(Entries with figure data)

------------------------------------------------

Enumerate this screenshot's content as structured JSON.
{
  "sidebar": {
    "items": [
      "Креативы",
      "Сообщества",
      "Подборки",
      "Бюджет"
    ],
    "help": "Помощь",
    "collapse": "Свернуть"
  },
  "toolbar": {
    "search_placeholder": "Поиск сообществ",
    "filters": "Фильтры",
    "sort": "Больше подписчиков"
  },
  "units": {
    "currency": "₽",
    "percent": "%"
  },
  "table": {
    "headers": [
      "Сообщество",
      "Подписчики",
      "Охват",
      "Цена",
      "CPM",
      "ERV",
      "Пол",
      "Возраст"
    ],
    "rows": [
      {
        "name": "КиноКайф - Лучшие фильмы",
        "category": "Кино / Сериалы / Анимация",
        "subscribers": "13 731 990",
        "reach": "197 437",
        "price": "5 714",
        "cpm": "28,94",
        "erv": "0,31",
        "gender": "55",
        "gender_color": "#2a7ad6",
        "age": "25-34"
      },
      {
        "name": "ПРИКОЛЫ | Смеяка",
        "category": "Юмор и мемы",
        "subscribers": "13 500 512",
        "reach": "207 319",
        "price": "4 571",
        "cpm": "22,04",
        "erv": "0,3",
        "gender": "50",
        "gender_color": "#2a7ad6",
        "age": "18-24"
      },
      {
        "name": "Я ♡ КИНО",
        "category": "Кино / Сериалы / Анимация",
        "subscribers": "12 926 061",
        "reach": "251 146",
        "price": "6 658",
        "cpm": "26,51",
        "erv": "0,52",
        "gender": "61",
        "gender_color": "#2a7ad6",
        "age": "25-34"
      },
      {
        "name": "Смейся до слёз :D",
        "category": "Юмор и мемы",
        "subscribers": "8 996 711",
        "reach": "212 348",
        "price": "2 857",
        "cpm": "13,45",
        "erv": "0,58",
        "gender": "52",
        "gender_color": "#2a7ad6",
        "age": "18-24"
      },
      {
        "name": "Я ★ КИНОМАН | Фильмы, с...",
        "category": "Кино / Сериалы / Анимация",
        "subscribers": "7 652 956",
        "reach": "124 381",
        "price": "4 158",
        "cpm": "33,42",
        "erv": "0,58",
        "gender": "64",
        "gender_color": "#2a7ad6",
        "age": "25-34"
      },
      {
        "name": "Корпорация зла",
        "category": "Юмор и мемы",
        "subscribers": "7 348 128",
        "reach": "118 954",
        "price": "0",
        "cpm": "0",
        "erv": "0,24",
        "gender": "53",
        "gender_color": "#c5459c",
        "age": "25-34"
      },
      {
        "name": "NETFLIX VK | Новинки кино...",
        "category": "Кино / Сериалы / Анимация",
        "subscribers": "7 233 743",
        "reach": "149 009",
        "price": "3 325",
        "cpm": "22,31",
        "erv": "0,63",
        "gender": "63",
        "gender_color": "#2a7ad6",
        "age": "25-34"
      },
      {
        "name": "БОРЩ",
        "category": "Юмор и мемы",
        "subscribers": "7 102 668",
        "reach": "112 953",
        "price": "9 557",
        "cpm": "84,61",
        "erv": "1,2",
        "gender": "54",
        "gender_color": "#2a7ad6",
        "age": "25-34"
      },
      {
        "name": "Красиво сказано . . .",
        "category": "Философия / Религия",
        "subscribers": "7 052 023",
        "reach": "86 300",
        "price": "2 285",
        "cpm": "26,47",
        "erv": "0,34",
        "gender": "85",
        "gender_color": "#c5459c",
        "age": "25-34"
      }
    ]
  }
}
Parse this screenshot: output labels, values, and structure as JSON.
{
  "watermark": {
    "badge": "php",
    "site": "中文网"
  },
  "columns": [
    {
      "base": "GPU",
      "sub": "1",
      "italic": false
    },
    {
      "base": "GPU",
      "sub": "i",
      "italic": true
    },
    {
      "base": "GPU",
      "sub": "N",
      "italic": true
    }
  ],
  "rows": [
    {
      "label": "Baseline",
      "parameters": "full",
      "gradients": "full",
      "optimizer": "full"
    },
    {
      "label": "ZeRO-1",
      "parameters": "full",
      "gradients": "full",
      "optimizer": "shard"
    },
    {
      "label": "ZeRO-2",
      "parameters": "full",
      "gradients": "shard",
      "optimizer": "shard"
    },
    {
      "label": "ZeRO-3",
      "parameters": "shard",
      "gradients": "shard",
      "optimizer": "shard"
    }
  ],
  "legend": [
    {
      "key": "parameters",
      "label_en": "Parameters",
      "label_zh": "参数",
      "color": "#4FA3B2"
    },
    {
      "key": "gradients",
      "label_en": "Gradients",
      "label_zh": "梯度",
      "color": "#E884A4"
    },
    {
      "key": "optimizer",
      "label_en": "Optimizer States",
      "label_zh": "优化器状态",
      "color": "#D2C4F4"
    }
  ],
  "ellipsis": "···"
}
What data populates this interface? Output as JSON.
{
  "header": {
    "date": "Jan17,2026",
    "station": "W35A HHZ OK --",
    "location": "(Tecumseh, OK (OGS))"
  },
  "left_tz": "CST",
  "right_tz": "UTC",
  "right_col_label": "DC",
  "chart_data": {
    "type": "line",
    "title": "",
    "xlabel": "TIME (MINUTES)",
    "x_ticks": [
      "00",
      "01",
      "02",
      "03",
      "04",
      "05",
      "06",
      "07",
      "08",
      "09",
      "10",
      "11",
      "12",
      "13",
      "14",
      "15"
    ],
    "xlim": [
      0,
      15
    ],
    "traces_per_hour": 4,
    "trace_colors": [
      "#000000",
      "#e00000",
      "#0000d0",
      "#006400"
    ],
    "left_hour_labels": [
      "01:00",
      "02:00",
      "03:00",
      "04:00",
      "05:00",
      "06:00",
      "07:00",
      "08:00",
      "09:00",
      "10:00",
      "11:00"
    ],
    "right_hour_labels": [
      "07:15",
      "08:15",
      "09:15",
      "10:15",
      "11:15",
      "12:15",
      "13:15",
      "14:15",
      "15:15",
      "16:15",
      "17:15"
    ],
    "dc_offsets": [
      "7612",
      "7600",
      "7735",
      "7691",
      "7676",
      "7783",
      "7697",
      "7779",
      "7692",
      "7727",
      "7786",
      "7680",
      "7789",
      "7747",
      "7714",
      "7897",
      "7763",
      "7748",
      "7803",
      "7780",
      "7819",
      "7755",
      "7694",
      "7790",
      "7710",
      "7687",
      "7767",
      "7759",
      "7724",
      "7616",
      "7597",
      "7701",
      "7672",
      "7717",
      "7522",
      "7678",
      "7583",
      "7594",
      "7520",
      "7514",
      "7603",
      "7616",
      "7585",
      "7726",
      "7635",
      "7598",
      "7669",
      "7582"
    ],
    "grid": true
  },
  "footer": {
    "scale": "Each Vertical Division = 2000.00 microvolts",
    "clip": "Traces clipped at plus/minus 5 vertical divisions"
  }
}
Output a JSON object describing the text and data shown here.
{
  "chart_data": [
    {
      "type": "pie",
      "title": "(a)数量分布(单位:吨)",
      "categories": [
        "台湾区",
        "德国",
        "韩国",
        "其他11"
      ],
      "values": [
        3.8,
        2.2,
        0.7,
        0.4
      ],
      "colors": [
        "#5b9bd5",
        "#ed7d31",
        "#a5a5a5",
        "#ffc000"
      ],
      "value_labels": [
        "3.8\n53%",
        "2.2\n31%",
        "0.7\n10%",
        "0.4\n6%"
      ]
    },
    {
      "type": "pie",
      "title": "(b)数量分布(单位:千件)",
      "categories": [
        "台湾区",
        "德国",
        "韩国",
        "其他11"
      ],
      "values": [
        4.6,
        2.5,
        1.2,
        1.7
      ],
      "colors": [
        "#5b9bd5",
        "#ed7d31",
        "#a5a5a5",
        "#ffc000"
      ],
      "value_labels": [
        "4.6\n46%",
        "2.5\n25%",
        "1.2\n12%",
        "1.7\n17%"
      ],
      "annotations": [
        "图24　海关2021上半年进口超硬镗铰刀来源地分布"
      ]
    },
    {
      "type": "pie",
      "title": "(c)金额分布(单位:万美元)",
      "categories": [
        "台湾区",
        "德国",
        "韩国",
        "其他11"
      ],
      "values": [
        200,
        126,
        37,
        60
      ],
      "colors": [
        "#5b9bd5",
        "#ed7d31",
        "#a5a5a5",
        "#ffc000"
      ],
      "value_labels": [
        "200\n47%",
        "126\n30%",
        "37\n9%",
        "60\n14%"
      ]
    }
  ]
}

------------------------------------------------

## Challenge
Show every line in the entries where the string "title" occurs.

## Result
    "title": "",
      "title": "(a)数量分布(单位:吨)",
      "title": "(b)数量分布(单位:千件)",
      "title": "(c)金额分布(单位:万美元)",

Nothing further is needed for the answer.